_Exercise requirements_
Word for word, set down the records and skip each picture.

_Working data_
+ + +

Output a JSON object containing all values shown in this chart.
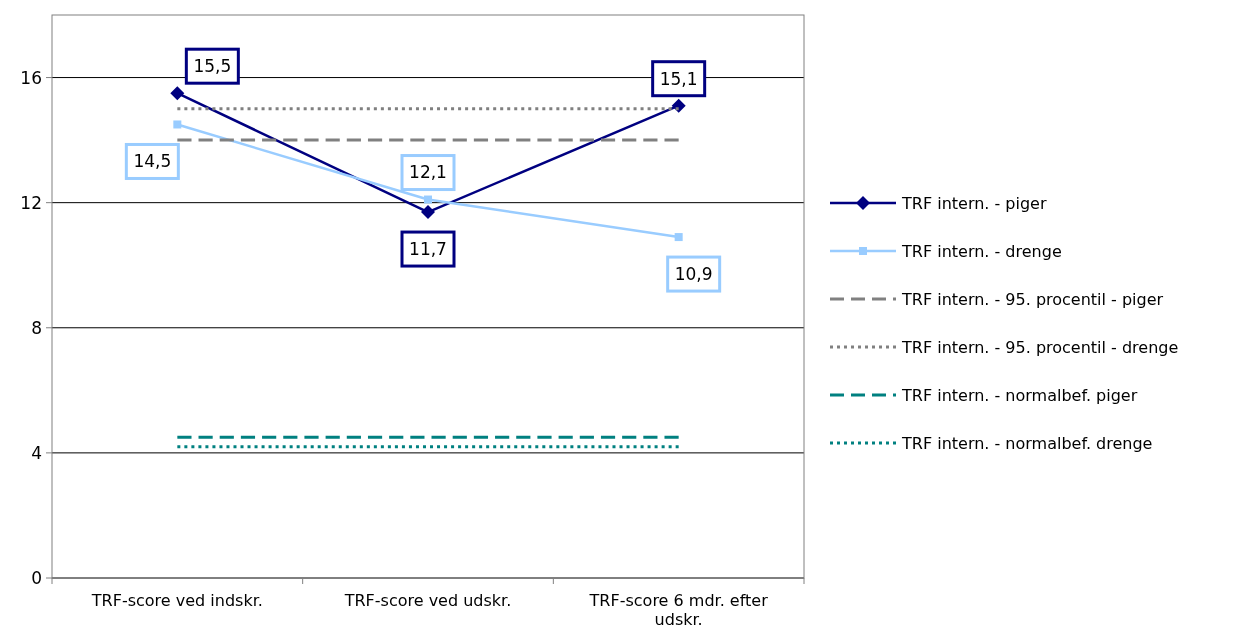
{
  "chart_data": {
    "type": "line",
    "categories": [
      "TRF-score ved indskr.",
      "TRF-score ved udskr.",
      "TRF-score 6 mdr. efter udskr."
    ],
    "ylim": [
      0,
      18
    ],
    "yticks": [
      0,
      4,
      8,
      12,
      16
    ],
    "grid": "y",
    "legend": "right",
    "series": [
      {
        "name": "TRF intern. - piger",
        "color": "#000080",
        "values": [
          15.5,
          11.7,
          15.1
        ],
        "marker": "diamond",
        "line_style": "solid",
        "value_labels": [
          "15,5",
          "11,7",
          "15,1"
        ]
      },
      {
        "name": "TRF intern. - drenge",
        "color": "#99ccff",
        "values": [
          14.5,
          12.1,
          10.9
        ],
        "marker": "square",
        "line_style": "solid",
        "value_labels": [
          "14,5",
          "12,1",
          "10,9"
        ]
      },
      {
        "name": "TRF intern. - 95. procentil - piger",
        "color": "#808080",
        "values": [
          14,
          14,
          14
        ],
        "marker": "none",
        "line_style": "dashed"
      },
      {
        "name": "TRF intern. - 95. procentil - drenge",
        "color": "#808080",
        "values": [
          15,
          15,
          15
        ],
        "marker": "none",
        "line_style": "dotted"
      },
      {
        "name": "TRF intern. - normalbef. piger",
        "color": "#008080",
        "values": [
          4.5,
          4.5,
          4.5
        ],
        "marker": "none",
        "line_style": "dashed"
      },
      {
        "name": "TRF intern. - normalbef. drenge",
        "color": "#008080",
        "values": [
          4.2,
          4.2,
          4.2
        ],
        "marker": "none",
        "line_style": "dotted"
      }
    ]
  }
}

+ + +

_Output for this exercise_
Output a JSON object containing all values shown in this chart.
{
  "chart_data": {
    "type": "line",
    "categories": [
      "TRF-score ved indskr.",
      "TRF-score ved udskr.",
      "TRF-score 6 mdr. efter udskr."
    ],
    "ylim": [
      0,
      18
    ],
    "yticks": [
      0,
      4,
      8,
      12,
      16
    ],
    "grid": "y",
    "legend": "right",
    "series": [
      {
        "name": "TRF intern. - piger",
        "color": "#000080",
        "values": [
          15.5,
          11.7,
          15.1
        ],
        "marker": "diamond",
        "line_style": "solid",
        "value_labels": [
          "15,5",
          "11,7",
          "15,1"
        ]
      },
      {
        "name": "TRF intern. - drenge",
        "color": "#99ccff",
        "values": [
          14.5,
          12.1,
          10.9
        ],
        "marker": "square",
        "line_style": "solid",
        "value_labels": [
          "14,5",
          "12,1",
          "10,9"
        ]
      },
      {
        "name": "TRF intern. - 95. procentil - piger",
        "color": "#808080",
        "values": [
          14,
          14,
          14
        ],
        "marker": "none",
        "line_style": "dashed"
      },
      {
        "name": "TRF intern. - 95. procentil - drenge",
        "color": "#808080",
        "values": [
          15,
          15,
          15
        ],
        "marker": "none",
        "line_style": "dotted"
      },
      {
        "name": "TRF intern. - normalbef. piger",
        "color": "#008080",
        "values": [
          4.5,
          4.5,
          4.5
        ],
        "marker": "none",
        "line_style": "dashed"
      },
      {
        "name": "TRF intern. - normalbef. drenge",
        "color": "#008080",
        "values": [
          4.2,
          4.2,
          4.2
        ],
        "marker": "none",
        "line_style": "dotted"
      }
    ]
  }
}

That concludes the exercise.